# SUPPLIED MATERIAL start

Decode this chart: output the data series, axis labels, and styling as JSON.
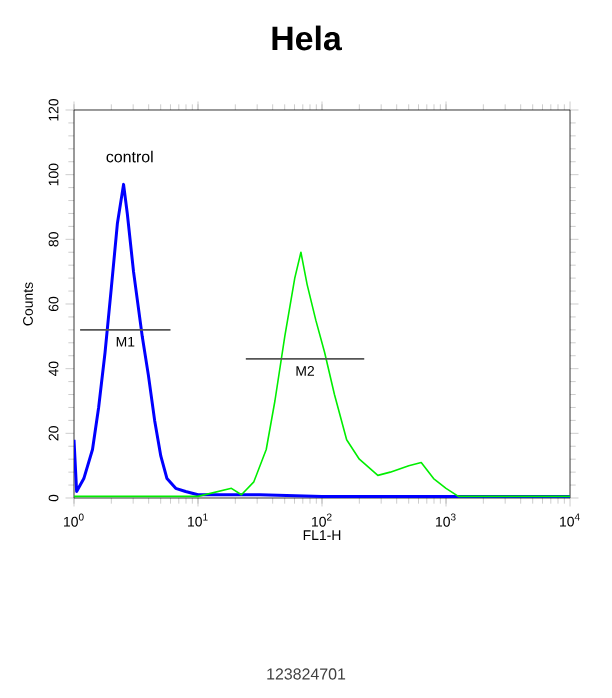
{
  "chart_data": {
    "type": "line",
    "title": "Hela",
    "xlabel": "FL1-H",
    "ylabel": "Counts",
    "log": "x",
    "marker": "none",
    "line_style": "solid",
    "grid": false,
    "xlim": [
      1,
      10000
    ],
    "xticks": [
      {
        "value": 1,
        "label": "10$^{0}$"
      },
      {
        "value": 10,
        "label": "10$^{1}$"
      },
      {
        "value": 100,
        "label": "10$^{2}$"
      },
      {
        "value": 1000,
        "label": "10$^{3}$"
      },
      {
        "value": 10000,
        "label": "10$^{4}$"
      }
    ],
    "ylim": [
      0,
      120
    ],
    "yticks": [
      0,
      20,
      40,
      60,
      80,
      100,
      120
    ],
    "annotations": [
      "control",
      "123824701"
    ],
    "series": [
      {
        "color": "#0000ff",
        "x": [
          1,
          1.05,
          1.2,
          1.41,
          1.58,
          1.78,
          2.0,
          2.24,
          2.51,
          2.69,
          3.02,
          3.55,
          3.98,
          4.47,
          5.01,
          5.62,
          6.61,
          7.94,
          10,
          31.6,
          100,
          1000,
          10000
        ],
        "values": [
          18,
          2,
          6,
          15,
          28,
          45,
          65,
          85,
          97,
          88,
          70,
          50,
          38,
          24,
          13,
          6,
          3,
          2,
          1,
          1,
          0.5,
          0.5,
          0.5
        ]
      },
      {
        "color": "#00ee00",
        "x": [
          1,
          10,
          18.6,
          22.4,
          28.2,
          35.5,
          41.7,
          50.1,
          60.3,
          67.6,
          75.9,
          89.1,
          105,
          126,
          158,
          200,
          282,
          355,
          501,
          631,
          794,
          1000,
          1259,
          10000
        ],
        "values": [
          0.5,
          0.5,
          3,
          1,
          5,
          15,
          30,
          50,
          68,
          76,
          66,
          55,
          45,
          32,
          18,
          12,
          7,
          8,
          10,
          11,
          6,
          3,
          0.5,
          0.5
        ]
      },
      {
        "type": "line",
        "name": "M1",
        "color": "#555555",
        "x": [
          1.12,
          6.0
        ],
        "values": [
          52,
          52
        ]
      },
      {
        "type": "line",
        "name": "M2",
        "color": "#555555",
        "x": [
          24.3,
          219
        ],
        "values": [
          43,
          43
        ]
      }
    ]
  }
}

# SUPPLIED MATERIAL end

- _BRIEF_:
Leave the images out, please, and restate each line word for word.

- _REPLY_:
Decode this chart: output the data series, axis labels, and styling as JSON.
{
  "chart_data": {
    "type": "line",
    "title": "Hela",
    "xlabel": "FL1-H",
    "ylabel": "Counts",
    "log": "x",
    "marker": "none",
    "line_style": "solid",
    "grid": false,
    "xlim": [
      1,
      10000
    ],
    "xticks": [
      {
        "value": 1,
        "label": "10$^{0}$"
      },
      {
        "value": 10,
        "label": "10$^{1}$"
      },
      {
        "value": 100,
        "label": "10$^{2}$"
      },
      {
        "value": 1000,
        "label": "10$^{3}$"
      },
      {
        "value": 10000,
        "label": "10$^{4}$"
      }
    ],
    "ylim": [
      0,
      120
    ],
    "yticks": [
      0,
      20,
      40,
      60,
      80,
      100,
      120
    ],
    "annotations": [
      "control",
      "123824701"
    ],
    "series": [
      {
        "color": "#0000ff",
        "x": [
          1,
          1.05,
          1.2,
          1.41,
          1.58,
          1.78,
          2.0,
          2.24,
          2.51,
          2.69,
          3.02,
          3.55,
          3.98,
          4.47,
          5.01,
          5.62,
          6.61,
          7.94,
          10,
          31.6,
          100,
          1000,
          10000
        ],
        "values": [
          18,
          2,
          6,
          15,
          28,
          45,
          65,
          85,
          97,
          88,
          70,
          50,
          38,
          24,
          13,
          6,
          3,
          2,
          1,
          1,
          0.5,
          0.5,
          0.5
        ]
      },
      {
        "color": "#00ee00",
        "x": [
          1,
          10,
          18.6,
          22.4,
          28.2,
          35.5,
          41.7,
          50.1,
          60.3,
          67.6,
          75.9,
          89.1,
          105,
          126,
          158,
          200,
          282,
          355,
          501,
          631,
          794,
          1000,
          1259,
          10000
        ],
        "values": [
          0.5,
          0.5,
          3,
          1,
          5,
          15,
          30,
          50,
          68,
          76,
          66,
          55,
          45,
          32,
          18,
          12,
          7,
          8,
          10,
          11,
          6,
          3,
          0.5,
          0.5
        ]
      },
      {
        "type": "line",
        "name": "M1",
        "color": "#555555",
        "x": [
          1.12,
          6.0
        ],
        "values": [
          52,
          52
        ]
      },
      {
        "type": "line",
        "name": "M2",
        "color": "#555555",
        "x": [
          24.3,
          219
        ],
        "values": [
          43,
          43
        ]
      }
    ]
  }
}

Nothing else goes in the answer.